Task details >>
Locate each line in the material below that contains the string "separator" and copy those lines out in full.

+++ Given records +++

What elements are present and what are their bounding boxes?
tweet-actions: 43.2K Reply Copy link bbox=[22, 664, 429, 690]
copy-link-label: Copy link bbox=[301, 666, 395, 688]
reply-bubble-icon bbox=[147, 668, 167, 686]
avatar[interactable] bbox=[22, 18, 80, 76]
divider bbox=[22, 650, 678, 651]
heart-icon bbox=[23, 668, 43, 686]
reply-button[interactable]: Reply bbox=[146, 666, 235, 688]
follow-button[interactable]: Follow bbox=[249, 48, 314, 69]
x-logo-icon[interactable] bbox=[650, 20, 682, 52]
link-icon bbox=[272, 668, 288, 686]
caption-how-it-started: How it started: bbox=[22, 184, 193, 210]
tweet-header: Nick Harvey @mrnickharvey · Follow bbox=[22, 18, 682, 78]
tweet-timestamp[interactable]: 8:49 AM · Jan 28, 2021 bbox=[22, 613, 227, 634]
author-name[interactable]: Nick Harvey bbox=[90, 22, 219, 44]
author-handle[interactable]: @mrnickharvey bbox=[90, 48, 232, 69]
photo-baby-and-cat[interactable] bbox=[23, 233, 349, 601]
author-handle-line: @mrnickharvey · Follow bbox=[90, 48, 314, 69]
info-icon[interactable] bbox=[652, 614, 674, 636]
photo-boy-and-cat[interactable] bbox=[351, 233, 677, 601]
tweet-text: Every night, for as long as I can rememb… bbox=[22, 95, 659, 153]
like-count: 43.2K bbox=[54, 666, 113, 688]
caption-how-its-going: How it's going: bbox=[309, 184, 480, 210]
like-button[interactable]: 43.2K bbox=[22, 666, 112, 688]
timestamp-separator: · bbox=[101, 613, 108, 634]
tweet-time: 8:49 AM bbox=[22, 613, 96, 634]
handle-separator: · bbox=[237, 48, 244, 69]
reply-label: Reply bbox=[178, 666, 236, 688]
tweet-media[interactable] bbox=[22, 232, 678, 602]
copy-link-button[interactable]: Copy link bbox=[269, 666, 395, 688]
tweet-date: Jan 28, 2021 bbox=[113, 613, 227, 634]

+++

Solution >>
timestamp-separator: · bbox=[101, 613, 108, 634]
handle-separator: · bbox=[237, 48, 244, 69]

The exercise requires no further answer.